-- Start --

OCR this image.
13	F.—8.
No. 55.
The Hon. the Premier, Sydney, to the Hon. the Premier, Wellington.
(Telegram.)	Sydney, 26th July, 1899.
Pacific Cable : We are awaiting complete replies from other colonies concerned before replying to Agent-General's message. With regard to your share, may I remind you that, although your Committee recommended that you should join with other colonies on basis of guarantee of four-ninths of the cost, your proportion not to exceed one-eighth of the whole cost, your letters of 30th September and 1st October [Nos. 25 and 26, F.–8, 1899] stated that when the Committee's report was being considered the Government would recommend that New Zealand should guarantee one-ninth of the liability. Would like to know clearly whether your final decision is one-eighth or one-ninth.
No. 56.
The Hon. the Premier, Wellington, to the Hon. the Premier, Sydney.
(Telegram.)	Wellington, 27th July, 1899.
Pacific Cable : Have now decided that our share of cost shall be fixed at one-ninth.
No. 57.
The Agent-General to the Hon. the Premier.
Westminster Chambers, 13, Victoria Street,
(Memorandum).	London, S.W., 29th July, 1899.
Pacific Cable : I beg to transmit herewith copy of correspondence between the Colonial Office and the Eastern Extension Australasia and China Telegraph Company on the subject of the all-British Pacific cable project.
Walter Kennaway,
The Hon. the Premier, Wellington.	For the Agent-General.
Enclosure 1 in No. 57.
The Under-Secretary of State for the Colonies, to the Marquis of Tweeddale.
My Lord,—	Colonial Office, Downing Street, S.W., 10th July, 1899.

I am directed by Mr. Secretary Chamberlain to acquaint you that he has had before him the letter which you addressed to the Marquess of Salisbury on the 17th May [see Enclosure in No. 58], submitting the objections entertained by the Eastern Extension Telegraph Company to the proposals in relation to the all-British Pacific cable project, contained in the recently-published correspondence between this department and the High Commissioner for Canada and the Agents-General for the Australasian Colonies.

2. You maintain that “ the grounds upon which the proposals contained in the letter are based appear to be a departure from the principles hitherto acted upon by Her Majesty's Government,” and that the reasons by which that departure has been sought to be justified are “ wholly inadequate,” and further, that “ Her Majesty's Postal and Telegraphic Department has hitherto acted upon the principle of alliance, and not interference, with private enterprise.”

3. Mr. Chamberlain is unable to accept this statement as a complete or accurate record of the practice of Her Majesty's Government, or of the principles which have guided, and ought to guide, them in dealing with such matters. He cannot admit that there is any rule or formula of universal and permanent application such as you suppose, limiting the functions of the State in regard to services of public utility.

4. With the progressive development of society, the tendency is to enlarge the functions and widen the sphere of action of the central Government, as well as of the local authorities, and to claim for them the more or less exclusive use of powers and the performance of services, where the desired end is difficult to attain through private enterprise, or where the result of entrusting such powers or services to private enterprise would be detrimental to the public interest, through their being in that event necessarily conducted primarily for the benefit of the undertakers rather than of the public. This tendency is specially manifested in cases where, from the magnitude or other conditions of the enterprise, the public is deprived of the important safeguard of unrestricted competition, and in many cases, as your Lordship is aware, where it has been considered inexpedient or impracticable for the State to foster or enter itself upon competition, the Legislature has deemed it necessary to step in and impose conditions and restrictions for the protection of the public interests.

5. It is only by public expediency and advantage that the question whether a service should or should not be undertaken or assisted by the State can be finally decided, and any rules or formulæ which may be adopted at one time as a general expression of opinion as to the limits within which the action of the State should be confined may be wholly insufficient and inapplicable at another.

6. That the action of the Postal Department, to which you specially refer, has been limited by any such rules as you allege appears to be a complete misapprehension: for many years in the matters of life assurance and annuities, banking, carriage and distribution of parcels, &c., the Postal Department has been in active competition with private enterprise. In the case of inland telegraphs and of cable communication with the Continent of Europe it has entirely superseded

-- End --

STATED TASK =
Please give back all of the records exactly as written.

FINISHED ANSWER =
OCR this image.
13	F.—8.
No. 55.
The Hon. the Premier, Sydney, to the Hon. the Premier, Wellington.
(Telegram.)	Sydney, 26th July, 1899.
Pacific Cable : We are awaiting complete replies from other colonies concerned before replying to Agent-General's message. With regard to your share, may I remind you that, although your Committee recommended that you should join with other colonies on basis of guarantee of four-ninths of the cost, your proportion not to exceed one-eighth of the whole cost, your letters of 30th September and 1st October [Nos. 25 and 26, F.–8, 1899] stated that when the Committee's report was being considered the Government would recommend that New Zealand should guarantee one-ninth of the liability. Would like to know clearly whether your final decision is one-eighth or one-ninth.
No. 56.
The Hon. the Premier, Wellington, to the Hon. the Premier, Sydney.
(Telegram.)	Wellington, 27th July, 1899.
Pacific Cable : Have now decided that our share of cost shall be fixed at one-ninth.
No. 57.
The Agent-General to the Hon. the Premier.
Westminster Chambers, 13, Victoria Street,
(Memorandum).	London, S.W., 29th July, 1899.
Pacific Cable : I beg to transmit herewith copy of correspondence between the Colonial Office and the Eastern Extension Australasia and China Telegraph Company on the subject of the all-British Pacific cable project.
Walter Kennaway,
The Hon. the Premier, Wellington.	For the Agent-General.
Enclosure 1 in No. 57.
The Under-Secretary of State for the Colonies, to the Marquis of Tweeddale.
My Lord,—	Colonial Office, Downing Street, S.W., 10th July, 1899.

I am directed by Mr. Secretary Chamberlain to acquaint you that he has had before him the letter which you addressed to the Marquess of Salisbury on the 17th May [see Enclosure in No. 58], submitting the objections entertained by the Eastern Extension Telegraph Company to the proposals in relation to the all-British Pacific cable project, contained in the recently-published correspondence between this department and the High Commissioner for Canada and the Agents-General for the Australasian Colonies.

2. You maintain that “ the grounds upon which the proposals contained in the letter are based appear to be a departure from the principles hitherto acted upon by Her Majesty's Government,” and that the reasons by which that departure has been sought to be justified are “ wholly inadequate,” and further, that “ Her Majesty's Postal and Telegraphic Department has hitherto acted upon the principle of alliance, and not interference, with private enterprise.”

3. Mr. Chamberlain is unable to accept this statement as a complete or accurate record of the practice of Her Majesty's Government, or of the principles which have guided, and ought to guide, them in dealing with such matters. He cannot admit that there is any rule or formula of universal and permanent application such as you suppose, limiting the functions of the State in regard to services of public utility.

4. With the progressive development of society, the tendency is to enlarge the functions and widen the sphere of action of the central Government, as well as of the local authorities, and to claim for them the more or less exclusive use of powers and the performance of services, where the desired end is difficult to attain through private enterprise, or where the result of entrusting such powers or services to private enterprise would be detrimental to the public interest, through their being in that event necessarily conducted primarily for the benefit of the undertakers rather than of the public. This tendency is specially manifested in cases where, from the magnitude or other conditions of the enterprise, the public is deprived of the important safeguard of unrestricted competition, and in many cases, as your Lordship is aware, where it has been considered inexpedient or impracticable for the State to foster or enter itself upon competition, the Legislature has deemed it necessary to step in and impose conditions and restrictions for the protection of the public interests.

5. It is only by public expediency and advantage that the question whether a service should or should not be undertaken or assisted by the State can be finally decided, and any rules or formulæ which may be adopted at one time as a general expression of opinion as to the limits within which the action of the State should be confined may be wholly insufficient and inapplicable at another.

6. That the action of the Postal Department, to which you specially refer, has been limited by any such rules as you allege appears to be a complete misapprehension: for many years in the matters of life assurance and annuities, banking, carriage and distribution of parcels, &c., the Postal Department has been in active competition with private enterprise. In the case of inland telegraphs and of cable communication with the Continent of Europe it has entirely superseded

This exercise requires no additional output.